Exercise task: Transcribe the records in full, keeping every character as it is.

Task input:
########
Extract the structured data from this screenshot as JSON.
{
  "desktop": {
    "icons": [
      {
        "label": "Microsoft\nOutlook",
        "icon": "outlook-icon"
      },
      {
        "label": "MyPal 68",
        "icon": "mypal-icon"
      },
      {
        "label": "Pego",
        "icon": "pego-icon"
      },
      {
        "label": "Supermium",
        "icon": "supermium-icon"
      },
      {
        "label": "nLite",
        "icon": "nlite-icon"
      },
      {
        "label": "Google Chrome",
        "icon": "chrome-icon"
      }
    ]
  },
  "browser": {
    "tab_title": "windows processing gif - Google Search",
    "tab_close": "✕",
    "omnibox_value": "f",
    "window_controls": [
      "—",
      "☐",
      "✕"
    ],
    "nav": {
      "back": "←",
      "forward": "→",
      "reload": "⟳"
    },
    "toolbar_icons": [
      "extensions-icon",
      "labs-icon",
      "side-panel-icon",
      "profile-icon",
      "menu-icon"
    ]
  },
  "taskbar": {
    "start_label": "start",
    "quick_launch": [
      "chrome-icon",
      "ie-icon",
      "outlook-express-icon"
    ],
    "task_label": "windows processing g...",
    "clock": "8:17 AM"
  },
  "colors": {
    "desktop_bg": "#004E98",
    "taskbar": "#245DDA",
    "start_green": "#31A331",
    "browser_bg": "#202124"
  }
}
########
Exercise solution:
Extract the structured data from this screenshot as JSON.
{
  "desktop": {
    "icons": [
      {
        "label": "Microsoft\nOutlook",
        "icon": "outlook-icon"
      },
      {
        "label": "MyPal 68",
        "icon": "mypal-icon"
      },
      {
        "label": "Pego",
        "icon": "pego-icon"
      },
      {
        "label": "Supermium",
        "icon": "supermium-icon"
      },
      {
        "label": "nLite",
        "icon": "nlite-icon"
      },
      {
        "label": "Google Chrome",
        "icon": "chrome-icon"
      }
    ]
  },
  "browser": {
    "tab_title": "windows processing gif - Google Search",
    "tab_close": "✕",
    "omnibox_value": "f",
    "window_controls": [
      "—",
      "☐",
      "✕"
    ],
    "nav": {
      "back": "←",
      "forward": "→",
      "reload": "⟳"
    },
    "toolbar_icons": [
      "extensions-icon",
      "labs-icon",
      "side-panel-icon",
      "profile-icon",
      "menu-icon"
    ]
  },
  "taskbar": {
    "start_label": "start",
    "quick_launch": [
      "chrome-icon",
      "ie-icon",
      "outlook-express-icon"
    ],
    "task_label": "windows processing g...",
    "clock": "8:17 AM"
  },
  "colors": {
    "desktop_bg": "#004E98",
    "taskbar": "#245DDA",
    "start_green": "#31A331",
    "browser_bg": "#202124"
  }
}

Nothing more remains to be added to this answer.